- _Record extracts_:
==============================

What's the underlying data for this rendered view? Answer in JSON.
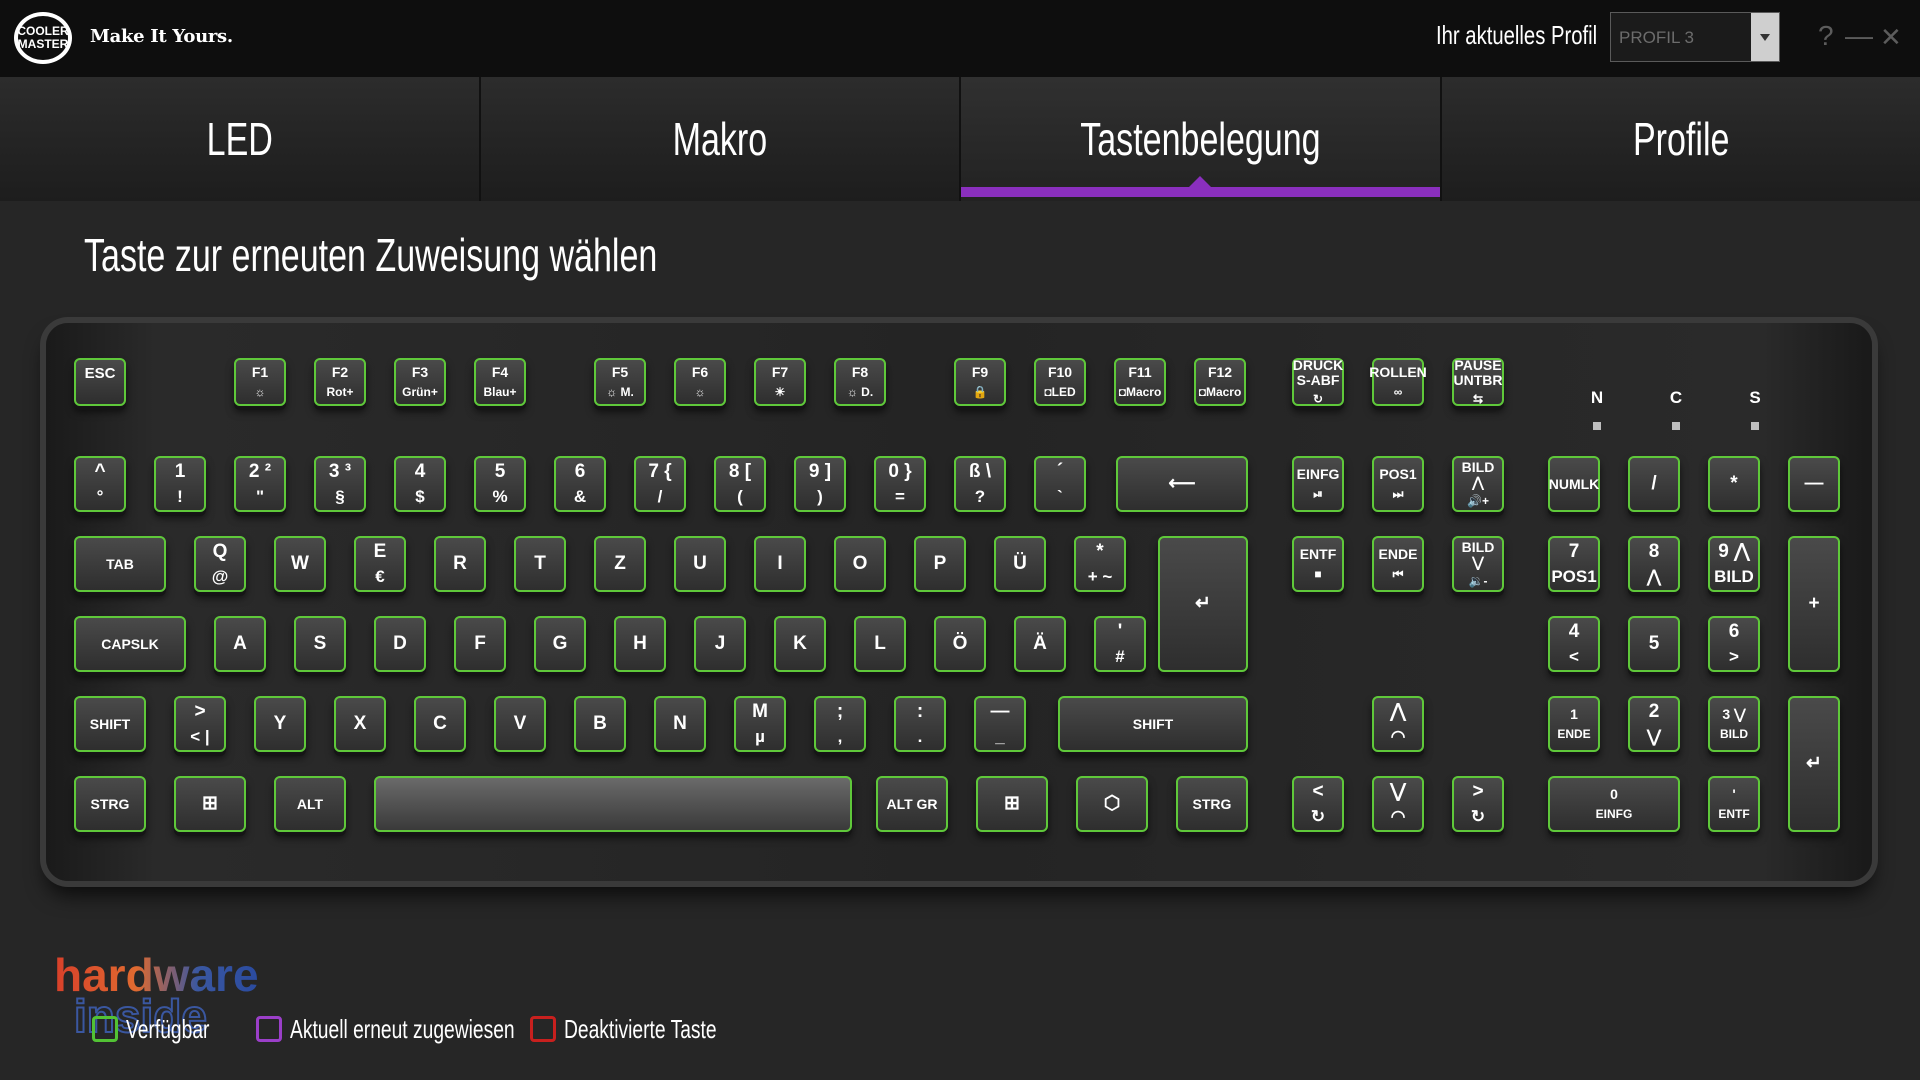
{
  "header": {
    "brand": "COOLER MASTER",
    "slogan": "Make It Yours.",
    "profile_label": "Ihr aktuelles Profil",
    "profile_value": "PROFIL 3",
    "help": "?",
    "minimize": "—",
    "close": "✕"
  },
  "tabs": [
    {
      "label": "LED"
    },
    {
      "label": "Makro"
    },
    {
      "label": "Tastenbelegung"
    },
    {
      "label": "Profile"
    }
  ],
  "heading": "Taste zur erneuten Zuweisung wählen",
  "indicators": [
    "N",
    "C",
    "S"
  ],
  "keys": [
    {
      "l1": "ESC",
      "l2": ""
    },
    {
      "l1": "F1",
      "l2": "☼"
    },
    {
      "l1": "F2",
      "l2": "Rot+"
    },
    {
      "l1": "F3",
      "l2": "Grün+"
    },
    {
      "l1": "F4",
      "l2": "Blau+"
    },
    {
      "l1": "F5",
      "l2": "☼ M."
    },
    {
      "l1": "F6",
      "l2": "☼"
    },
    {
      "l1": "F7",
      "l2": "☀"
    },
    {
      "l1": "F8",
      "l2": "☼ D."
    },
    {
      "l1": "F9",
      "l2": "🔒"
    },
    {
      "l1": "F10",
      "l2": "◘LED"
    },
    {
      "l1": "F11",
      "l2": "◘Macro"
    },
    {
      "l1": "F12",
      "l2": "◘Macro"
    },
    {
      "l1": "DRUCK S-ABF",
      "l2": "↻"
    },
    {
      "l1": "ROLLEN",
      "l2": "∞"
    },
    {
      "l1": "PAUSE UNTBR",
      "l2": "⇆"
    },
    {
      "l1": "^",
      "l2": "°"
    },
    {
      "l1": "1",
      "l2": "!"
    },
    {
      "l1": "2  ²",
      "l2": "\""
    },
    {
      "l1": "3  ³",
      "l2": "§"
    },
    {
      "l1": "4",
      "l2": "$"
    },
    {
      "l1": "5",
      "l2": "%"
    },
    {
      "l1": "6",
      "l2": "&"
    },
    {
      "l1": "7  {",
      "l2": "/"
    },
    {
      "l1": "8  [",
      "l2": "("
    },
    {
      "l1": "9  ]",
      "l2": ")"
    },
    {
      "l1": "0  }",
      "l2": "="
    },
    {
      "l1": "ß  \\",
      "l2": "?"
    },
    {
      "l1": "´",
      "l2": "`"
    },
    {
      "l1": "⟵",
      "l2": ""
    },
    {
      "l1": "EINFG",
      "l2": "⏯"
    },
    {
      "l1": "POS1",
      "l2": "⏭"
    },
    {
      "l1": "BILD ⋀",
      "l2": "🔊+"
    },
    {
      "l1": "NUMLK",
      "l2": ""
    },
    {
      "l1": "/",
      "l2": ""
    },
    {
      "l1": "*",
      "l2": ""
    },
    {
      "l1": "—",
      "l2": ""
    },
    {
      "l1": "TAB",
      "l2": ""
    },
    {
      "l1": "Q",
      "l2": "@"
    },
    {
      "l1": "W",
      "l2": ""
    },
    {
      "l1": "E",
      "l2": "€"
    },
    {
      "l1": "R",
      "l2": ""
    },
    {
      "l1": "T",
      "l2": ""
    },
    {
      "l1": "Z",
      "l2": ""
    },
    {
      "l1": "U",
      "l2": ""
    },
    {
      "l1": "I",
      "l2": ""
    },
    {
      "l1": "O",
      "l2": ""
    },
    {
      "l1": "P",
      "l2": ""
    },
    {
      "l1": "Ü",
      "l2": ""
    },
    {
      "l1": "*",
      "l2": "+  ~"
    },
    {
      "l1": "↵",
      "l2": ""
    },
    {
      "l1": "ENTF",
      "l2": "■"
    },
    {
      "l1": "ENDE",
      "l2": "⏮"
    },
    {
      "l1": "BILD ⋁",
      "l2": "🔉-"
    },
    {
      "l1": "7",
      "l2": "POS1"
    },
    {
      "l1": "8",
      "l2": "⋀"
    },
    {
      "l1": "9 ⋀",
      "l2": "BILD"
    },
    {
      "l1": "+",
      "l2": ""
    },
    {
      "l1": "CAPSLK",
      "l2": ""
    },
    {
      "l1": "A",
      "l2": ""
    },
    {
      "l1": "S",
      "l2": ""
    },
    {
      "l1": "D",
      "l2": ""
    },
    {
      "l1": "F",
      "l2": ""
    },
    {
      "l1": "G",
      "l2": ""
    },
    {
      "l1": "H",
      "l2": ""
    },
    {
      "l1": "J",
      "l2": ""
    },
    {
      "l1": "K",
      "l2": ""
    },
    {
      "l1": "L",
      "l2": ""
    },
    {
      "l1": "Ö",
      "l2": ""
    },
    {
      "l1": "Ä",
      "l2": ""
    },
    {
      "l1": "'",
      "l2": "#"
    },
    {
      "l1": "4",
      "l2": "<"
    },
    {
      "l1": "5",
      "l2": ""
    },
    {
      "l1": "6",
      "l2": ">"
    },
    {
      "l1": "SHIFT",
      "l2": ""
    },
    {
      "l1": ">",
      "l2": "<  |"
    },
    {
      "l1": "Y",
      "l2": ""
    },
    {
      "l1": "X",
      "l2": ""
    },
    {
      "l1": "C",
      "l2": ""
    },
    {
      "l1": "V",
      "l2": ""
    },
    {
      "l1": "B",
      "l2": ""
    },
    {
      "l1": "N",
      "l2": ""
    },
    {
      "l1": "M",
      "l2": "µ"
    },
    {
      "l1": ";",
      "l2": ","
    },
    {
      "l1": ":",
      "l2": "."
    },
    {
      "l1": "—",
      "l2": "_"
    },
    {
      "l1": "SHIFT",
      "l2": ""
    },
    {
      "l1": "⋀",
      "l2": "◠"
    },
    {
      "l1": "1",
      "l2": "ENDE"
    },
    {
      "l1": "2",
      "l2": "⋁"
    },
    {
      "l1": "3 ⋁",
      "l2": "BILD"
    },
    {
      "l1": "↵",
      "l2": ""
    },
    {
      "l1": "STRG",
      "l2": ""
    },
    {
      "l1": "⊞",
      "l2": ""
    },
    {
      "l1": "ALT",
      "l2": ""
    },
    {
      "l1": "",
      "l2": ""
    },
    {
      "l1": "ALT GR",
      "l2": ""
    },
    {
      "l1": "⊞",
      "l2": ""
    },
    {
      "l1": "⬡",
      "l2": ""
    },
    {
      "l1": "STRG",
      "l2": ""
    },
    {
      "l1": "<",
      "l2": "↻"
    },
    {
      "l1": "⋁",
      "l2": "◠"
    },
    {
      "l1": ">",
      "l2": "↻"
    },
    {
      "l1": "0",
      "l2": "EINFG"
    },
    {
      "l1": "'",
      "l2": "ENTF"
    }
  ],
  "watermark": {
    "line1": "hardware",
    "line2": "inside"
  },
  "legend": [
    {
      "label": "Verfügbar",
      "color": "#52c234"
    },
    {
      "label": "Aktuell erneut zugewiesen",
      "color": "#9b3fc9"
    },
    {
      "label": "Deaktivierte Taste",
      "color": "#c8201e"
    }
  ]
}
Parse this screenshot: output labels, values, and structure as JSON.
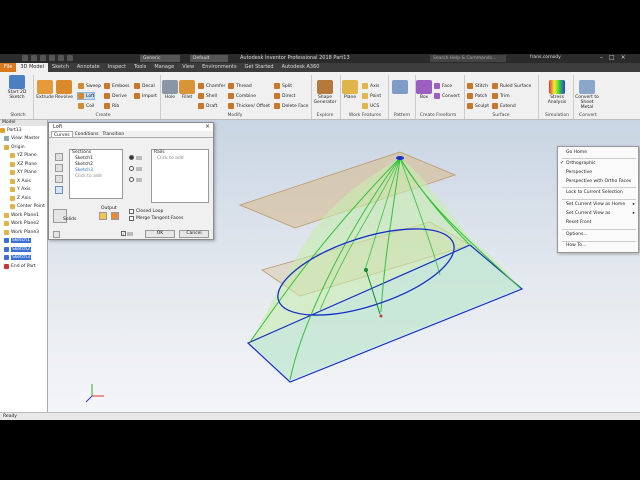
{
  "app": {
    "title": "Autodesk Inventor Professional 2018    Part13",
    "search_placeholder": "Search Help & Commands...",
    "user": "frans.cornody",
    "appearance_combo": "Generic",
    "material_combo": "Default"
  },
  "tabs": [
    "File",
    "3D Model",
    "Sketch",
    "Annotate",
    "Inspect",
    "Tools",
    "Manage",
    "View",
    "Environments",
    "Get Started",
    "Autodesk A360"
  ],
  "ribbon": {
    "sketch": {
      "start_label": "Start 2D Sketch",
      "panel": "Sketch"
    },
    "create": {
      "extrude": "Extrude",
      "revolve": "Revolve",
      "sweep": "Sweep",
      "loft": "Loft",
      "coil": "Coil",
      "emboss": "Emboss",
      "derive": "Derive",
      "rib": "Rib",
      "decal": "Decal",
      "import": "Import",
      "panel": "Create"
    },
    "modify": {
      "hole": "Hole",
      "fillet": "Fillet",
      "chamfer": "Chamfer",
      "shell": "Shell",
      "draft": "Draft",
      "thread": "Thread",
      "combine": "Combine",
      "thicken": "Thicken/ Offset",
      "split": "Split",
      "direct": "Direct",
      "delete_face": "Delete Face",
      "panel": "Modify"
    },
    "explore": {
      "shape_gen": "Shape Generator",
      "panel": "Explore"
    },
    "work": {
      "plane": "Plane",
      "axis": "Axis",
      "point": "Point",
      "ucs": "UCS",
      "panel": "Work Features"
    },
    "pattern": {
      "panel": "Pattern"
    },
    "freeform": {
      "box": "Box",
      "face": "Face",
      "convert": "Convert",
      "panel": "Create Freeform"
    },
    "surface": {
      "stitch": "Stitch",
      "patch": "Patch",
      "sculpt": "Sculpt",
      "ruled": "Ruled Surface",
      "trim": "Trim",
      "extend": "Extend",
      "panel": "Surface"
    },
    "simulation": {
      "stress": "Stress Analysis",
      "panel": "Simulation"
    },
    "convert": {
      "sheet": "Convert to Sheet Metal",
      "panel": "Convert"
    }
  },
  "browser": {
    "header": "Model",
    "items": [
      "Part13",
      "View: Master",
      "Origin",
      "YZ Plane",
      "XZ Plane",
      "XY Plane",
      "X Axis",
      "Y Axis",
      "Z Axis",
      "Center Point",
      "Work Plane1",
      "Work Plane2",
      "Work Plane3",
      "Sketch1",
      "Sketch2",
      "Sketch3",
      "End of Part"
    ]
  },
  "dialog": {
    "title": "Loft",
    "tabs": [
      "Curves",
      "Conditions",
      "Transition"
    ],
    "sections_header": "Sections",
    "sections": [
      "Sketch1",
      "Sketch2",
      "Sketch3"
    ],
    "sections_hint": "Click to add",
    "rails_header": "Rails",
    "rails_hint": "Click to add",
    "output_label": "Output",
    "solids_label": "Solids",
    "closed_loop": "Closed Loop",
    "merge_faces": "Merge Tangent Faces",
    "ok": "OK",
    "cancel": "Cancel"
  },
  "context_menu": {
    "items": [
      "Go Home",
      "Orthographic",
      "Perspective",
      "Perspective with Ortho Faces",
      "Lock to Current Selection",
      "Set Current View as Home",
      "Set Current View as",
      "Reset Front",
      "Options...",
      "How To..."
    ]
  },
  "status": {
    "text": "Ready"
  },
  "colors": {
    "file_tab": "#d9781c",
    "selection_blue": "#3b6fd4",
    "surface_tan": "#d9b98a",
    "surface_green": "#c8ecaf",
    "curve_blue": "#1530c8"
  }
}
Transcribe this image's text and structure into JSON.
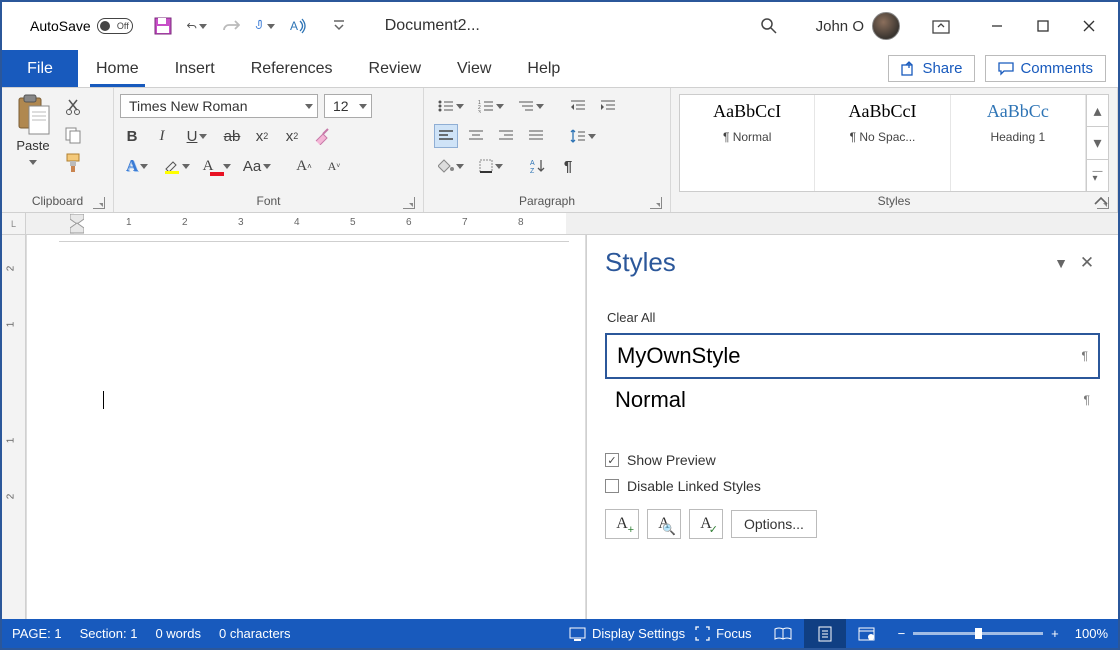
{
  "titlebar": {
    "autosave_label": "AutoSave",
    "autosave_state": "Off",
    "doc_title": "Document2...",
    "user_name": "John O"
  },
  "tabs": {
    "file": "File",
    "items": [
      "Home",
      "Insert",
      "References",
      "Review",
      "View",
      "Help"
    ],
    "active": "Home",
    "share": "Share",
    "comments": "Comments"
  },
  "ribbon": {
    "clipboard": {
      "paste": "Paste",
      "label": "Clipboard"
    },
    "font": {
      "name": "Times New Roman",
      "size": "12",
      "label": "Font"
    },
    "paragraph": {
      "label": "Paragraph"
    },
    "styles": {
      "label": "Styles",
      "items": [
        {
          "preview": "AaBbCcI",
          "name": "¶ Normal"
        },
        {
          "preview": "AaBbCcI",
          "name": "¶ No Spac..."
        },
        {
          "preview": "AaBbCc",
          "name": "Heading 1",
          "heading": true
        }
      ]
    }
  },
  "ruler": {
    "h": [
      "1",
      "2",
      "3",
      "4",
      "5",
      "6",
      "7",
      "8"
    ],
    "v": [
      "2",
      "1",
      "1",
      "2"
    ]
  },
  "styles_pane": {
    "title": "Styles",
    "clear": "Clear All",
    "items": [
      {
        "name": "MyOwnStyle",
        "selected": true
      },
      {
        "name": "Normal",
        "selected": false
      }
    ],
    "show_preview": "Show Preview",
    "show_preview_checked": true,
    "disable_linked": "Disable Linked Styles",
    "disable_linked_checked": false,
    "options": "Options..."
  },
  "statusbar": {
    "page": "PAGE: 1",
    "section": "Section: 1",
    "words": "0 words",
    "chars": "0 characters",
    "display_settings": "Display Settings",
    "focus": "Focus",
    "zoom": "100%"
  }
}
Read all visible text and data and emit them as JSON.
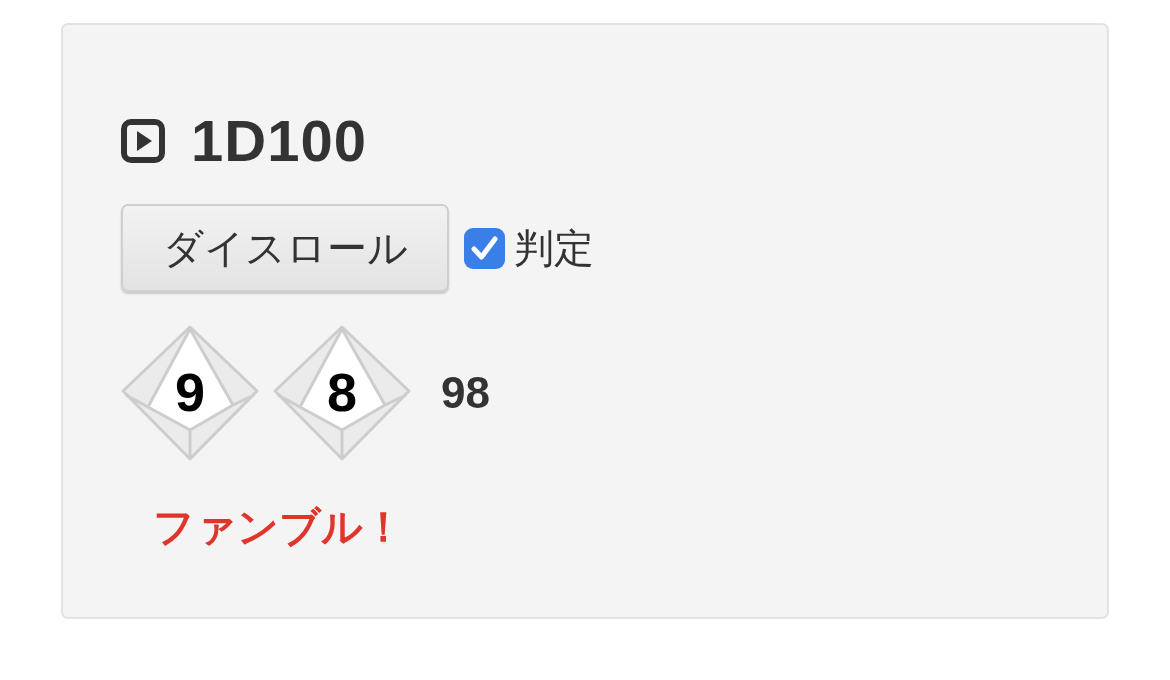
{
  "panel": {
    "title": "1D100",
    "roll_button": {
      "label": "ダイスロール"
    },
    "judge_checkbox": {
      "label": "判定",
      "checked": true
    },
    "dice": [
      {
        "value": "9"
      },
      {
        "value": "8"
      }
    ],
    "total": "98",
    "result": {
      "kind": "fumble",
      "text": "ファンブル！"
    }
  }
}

==============================

- _What you need to do_: Write out, please, the lines of the listing above from the one with "Read all visible" through the very last, exactly as given and with no pictures.

- _Response to the exercise_:
Read all visible text and data and emit them as JSON.
{
  "panel": {
    "title": "1D100",
    "roll_button": {
      "label": "ダイスロール"
    },
    "judge_checkbox": {
      "label": "判定",
      "checked": true
    },
    "dice": [
      {
        "value": "9"
      },
      {
        "value": "8"
      }
    ],
    "total": "98",
    "result": {
      "kind": "fumble",
      "text": "ファンブル！"
    }
  }
}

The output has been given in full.